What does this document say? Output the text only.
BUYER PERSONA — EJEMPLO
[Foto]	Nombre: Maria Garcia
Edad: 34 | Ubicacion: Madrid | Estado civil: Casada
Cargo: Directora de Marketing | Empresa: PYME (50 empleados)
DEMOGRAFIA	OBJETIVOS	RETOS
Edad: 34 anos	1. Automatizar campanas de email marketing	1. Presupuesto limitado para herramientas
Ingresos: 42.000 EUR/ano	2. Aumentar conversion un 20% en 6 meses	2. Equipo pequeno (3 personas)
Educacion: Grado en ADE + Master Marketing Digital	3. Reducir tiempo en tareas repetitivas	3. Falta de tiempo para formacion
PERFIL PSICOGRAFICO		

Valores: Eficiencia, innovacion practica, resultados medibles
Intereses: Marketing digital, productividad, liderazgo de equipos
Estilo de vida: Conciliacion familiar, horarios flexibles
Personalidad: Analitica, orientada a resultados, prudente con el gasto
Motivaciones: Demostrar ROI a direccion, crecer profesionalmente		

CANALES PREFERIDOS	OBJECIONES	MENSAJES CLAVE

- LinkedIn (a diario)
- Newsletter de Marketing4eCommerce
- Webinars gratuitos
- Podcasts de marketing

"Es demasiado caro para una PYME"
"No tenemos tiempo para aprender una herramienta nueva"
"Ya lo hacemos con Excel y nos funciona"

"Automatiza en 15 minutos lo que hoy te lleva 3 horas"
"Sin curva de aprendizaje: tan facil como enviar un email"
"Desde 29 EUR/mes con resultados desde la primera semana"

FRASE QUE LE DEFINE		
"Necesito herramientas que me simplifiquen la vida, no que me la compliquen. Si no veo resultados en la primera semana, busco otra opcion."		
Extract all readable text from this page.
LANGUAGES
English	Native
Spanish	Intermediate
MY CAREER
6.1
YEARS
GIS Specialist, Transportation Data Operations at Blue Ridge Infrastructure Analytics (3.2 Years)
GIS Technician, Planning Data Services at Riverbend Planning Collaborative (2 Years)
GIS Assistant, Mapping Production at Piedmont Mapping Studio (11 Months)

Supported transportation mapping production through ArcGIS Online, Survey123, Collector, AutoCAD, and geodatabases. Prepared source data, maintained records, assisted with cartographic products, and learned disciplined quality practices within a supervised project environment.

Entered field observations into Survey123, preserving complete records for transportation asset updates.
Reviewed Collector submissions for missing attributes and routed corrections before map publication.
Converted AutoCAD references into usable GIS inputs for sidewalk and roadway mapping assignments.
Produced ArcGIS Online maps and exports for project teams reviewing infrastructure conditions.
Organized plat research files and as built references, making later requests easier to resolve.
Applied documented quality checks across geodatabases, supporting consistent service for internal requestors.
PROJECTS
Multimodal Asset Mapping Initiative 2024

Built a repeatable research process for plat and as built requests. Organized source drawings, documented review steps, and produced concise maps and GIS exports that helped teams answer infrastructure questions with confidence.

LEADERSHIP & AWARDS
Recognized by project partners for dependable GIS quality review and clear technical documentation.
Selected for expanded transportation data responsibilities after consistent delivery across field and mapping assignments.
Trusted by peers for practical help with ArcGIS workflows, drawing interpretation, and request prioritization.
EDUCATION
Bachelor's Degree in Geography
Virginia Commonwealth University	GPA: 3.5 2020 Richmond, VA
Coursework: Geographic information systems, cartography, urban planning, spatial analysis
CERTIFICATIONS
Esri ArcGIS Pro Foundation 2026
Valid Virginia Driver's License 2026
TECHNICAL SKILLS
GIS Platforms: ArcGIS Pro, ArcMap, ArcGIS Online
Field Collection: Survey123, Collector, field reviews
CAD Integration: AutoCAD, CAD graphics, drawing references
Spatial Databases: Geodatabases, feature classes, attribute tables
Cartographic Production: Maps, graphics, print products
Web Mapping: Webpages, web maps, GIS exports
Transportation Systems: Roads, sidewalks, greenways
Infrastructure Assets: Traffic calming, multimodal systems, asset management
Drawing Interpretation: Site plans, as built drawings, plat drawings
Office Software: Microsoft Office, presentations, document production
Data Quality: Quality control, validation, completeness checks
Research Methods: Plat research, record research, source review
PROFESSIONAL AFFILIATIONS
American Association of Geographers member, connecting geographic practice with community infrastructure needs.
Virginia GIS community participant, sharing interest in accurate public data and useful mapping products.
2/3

* Short task: Restate every entry word for word.

* Written answer:
What does this document say? Output the text only.
BUYER PERSONA — EJEMPLO
[Foto]	Nombre: Maria Garcia
Edad: 34 | Ubicacion: Madrid | Estado civil: Casada
Cargo: Directora de Marketing | Empresa: PYME (50 empleados)
DEMOGRAFIA	OBJETIVOS	RETOS
Edad: 34 anos	1. Automatizar campanas de email marketing	1. Presupuesto limitado para herramientas
Ingresos: 42.000 EUR/ano	2. Aumentar conversion un 20% en 6 meses	2. Equipo pequeno (3 personas)
Educacion: Grado en ADE + Master Marketing Digital	3. Reducir tiempo en tareas repetitivas	3. Falta de tiempo para formacion
PERFIL PSICOGRAFICO		

Valores: Eficiencia, innovacion practica, resultados medibles
Intereses: Marketing digital, productividad, liderazgo de equipos
Estilo de vida: Conciliacion familiar, horarios flexibles
Personalidad: Analitica, orientada a resultados, prudente con el gasto
Motivaciones: Demostrar ROI a direccion, crecer profesionalmente		

CANALES PREFERIDOS	OBJECIONES	MENSAJES CLAVE

- LinkedIn (a diario)
- Newsletter de Marketing4eCommerce
- Webinars gratuitos
- Podcasts de marketing

"Es demasiado caro para una PYME"
"No tenemos tiempo para aprender una herramienta nueva"
"Ya lo hacemos con Excel y nos funciona"

"Automatiza en 15 minutos lo que hoy te lleva 3 horas"
"Sin curva de aprendizaje: tan facil como enviar un email"
"Desde 29 EUR/mes con resultados desde la primera semana"

FRASE QUE LE DEFINE		
"Necesito herramientas que me simplifiquen la vida, no que me la compliquen. Si no veo resultados en la primera semana, busco otra opcion."		
Extract all readable text from this page.
LANGUAGES
English	Native
Spanish	Intermediate
MY CAREER
6.1
YEARS
GIS Specialist, Transportation Data Operations at Blue Ridge Infrastructure Analytics (3.2 Years)
GIS Technician, Planning Data Services at Riverbend Planning Collaborative (2 Years)
GIS Assistant, Mapping Production at Piedmont Mapping Studio (11 Months)

Supported transportation mapping production through ArcGIS Online, Survey123, Collector, AutoCAD, and geodatabases. Prepared source data, maintained records, assisted with cartographic products, and learned disciplined quality practices within a supervised project environment.

Entered field observations into Survey123, preserving complete records for transportation asset updates.
Reviewed Collector submissions for missing attributes and routed corrections before map publication.
Converted AutoCAD references into usable GIS inputs for sidewalk and roadway mapping assignments.
Produced ArcGIS Online maps and exports for project teams reviewing infrastructure conditions.
Organized plat research files and as built references, making later requests easier to resolve.
Applied documented quality checks across geodatabases, supporting consistent service for internal requestors.
PROJECTS
Multimodal Asset Mapping Initiative 2024

Built a repeatable research process for plat and as built requests. Organized source drawings, documented review steps, and produced concise maps and GIS exports that helped teams answer infrastructure questions with confidence.

LEADERSHIP & AWARDS
Recognized by project partners for dependable GIS quality review and clear technical documentation.
Selected for expanded transportation data responsibilities after consistent delivery across field and mapping assignments.
Trusted by peers for practical help with ArcGIS workflows, drawing interpretation, and request prioritization.
EDUCATION
Bachelor's Degree in Geography
Virginia Commonwealth University	GPA: 3.5 2020 Richmond, VA
Coursework: Geographic information systems, cartography, urban planning, spatial analysis
CERTIFICATIONS
Esri ArcGIS Pro Foundation 2026
Valid Virginia Driver's License 2026
TECHNICAL SKILLS
GIS Platforms: ArcGIS Pro, ArcMap, ArcGIS Online
Field Collection: Survey123, Collector, field reviews
CAD Integration: AutoCAD, CAD graphics, drawing references
Spatial Databases: Geodatabases, feature classes, attribute tables
Cartographic Production: Maps, graphics, print products
Web Mapping: Webpages, web maps, GIS exports
Transportation Systems: Roads, sidewalks, greenways
Infrastructure Assets: Traffic calming, multimodal systems, asset management
Drawing Interpretation: Site plans, as built drawings, plat drawings
Office Software: Microsoft Office, presentations, document production
Data Quality: Quality control, validation, completeness checks
Research Methods: Plat research, record research, source review
PROFESSIONAL AFFILIATIONS
American Association of Geographers member, connecting geographic practice with community infrastructure needs.
Virginia GIS community participant, sharing interest in accurate public data and useful mapping products.
2/3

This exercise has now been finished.